Extracted records
===============
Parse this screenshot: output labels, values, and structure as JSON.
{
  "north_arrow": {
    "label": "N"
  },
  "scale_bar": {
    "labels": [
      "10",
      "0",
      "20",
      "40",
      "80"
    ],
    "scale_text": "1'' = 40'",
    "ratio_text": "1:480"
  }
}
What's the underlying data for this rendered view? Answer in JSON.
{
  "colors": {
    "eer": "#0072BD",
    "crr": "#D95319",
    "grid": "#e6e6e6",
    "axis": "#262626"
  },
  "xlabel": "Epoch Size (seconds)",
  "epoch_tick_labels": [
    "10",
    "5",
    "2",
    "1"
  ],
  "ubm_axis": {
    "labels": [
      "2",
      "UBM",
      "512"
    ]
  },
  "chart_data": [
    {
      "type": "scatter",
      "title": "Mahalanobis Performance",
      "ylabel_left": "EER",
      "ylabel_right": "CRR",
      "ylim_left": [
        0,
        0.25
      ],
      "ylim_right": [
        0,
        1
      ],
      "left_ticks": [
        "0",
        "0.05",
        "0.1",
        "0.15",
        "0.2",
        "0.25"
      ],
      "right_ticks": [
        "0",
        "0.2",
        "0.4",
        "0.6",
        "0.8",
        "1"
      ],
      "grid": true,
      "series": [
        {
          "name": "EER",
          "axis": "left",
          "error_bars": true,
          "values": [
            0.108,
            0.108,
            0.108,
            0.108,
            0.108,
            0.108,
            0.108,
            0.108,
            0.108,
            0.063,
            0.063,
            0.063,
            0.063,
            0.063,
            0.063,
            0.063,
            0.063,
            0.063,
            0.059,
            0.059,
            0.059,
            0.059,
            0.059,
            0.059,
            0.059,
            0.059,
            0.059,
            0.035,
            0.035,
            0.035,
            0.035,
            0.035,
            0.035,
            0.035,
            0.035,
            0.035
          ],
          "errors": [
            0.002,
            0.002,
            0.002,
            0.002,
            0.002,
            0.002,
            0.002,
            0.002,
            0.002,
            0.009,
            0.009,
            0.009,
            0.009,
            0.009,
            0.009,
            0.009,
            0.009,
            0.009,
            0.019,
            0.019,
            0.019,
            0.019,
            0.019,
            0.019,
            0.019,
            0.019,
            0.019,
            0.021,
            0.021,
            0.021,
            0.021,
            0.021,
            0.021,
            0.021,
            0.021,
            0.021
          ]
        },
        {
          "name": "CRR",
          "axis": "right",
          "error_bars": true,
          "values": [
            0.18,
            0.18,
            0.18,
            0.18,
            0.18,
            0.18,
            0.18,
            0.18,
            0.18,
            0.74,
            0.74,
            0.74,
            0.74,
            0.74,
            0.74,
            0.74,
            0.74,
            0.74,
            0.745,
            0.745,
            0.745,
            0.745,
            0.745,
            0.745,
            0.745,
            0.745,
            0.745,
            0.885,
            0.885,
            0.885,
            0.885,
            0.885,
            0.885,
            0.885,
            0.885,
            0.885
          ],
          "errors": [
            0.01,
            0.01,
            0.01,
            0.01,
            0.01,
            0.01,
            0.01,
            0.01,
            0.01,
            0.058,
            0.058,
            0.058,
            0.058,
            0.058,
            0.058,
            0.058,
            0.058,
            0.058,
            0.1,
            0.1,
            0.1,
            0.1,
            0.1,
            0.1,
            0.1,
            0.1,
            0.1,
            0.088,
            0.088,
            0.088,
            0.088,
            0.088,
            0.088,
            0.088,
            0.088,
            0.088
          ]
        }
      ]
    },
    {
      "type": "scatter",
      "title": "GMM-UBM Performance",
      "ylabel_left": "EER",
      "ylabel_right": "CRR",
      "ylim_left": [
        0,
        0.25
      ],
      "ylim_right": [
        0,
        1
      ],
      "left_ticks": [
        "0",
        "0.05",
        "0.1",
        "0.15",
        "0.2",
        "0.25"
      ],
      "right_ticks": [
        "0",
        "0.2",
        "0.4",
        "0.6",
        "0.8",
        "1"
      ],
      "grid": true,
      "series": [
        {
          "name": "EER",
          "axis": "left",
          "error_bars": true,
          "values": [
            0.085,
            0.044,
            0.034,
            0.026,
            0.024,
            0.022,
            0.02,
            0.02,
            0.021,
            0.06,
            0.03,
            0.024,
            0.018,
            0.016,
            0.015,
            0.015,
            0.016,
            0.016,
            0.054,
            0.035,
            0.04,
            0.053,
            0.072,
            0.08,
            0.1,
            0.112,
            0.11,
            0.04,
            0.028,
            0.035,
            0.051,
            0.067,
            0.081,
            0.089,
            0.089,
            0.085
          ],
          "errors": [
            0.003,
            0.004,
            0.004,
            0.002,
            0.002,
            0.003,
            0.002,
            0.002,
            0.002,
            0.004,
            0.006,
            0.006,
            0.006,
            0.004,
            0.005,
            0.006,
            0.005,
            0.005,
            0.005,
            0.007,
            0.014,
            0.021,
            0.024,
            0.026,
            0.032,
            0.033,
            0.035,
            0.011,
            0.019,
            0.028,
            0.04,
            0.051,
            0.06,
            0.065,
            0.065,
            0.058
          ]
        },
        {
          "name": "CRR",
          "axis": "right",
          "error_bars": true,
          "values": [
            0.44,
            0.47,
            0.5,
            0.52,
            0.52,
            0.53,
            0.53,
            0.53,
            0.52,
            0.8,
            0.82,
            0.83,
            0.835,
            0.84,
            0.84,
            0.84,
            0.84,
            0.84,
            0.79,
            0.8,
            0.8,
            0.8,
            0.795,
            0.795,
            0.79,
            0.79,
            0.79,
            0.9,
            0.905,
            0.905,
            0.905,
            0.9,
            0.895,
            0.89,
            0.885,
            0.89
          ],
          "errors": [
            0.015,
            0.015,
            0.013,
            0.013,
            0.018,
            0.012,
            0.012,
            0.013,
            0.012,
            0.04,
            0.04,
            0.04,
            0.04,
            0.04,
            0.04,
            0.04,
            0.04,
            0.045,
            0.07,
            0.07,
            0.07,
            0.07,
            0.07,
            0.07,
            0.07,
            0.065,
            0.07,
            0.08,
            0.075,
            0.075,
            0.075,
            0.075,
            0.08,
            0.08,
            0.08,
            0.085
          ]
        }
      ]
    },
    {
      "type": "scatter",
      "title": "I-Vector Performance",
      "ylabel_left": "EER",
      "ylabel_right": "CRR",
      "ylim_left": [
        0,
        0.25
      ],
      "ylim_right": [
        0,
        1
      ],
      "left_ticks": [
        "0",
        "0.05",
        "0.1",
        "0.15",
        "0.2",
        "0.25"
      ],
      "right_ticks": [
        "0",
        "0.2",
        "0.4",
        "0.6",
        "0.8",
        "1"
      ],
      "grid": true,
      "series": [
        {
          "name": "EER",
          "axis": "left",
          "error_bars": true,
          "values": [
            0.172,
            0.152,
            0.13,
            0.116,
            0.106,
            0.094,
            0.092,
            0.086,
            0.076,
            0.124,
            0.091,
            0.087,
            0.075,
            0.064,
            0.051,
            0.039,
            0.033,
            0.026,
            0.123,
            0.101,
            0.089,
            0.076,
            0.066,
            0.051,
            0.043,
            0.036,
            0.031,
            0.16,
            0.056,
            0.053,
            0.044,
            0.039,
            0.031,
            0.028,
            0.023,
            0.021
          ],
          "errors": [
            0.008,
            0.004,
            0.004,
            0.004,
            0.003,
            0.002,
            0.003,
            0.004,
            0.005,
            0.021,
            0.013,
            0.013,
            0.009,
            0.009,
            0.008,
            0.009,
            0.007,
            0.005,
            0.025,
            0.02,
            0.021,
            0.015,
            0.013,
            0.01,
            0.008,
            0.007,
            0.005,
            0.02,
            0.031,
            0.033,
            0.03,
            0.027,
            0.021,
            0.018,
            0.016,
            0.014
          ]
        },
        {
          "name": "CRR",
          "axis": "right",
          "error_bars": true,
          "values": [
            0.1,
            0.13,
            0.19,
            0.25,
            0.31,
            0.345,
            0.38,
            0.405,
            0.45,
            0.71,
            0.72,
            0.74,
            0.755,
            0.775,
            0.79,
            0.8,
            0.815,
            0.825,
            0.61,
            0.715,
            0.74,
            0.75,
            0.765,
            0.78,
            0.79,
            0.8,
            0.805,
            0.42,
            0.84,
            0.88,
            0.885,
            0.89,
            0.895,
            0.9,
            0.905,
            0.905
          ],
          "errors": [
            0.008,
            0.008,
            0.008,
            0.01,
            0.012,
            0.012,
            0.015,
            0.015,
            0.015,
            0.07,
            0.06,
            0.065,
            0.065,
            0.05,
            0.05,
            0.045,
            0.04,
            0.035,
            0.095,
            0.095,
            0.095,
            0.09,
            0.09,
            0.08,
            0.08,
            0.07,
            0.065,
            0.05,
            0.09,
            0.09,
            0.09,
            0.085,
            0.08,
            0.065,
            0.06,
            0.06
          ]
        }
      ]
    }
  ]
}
===============
**Problem:** In the material above, find the lines that contain "Performance" and show them.

**Correct answer:**
      "title": "Mahalanobis Performance",
      "title": "GMM-UBM Performance",
      "title": "I-Vector Performance",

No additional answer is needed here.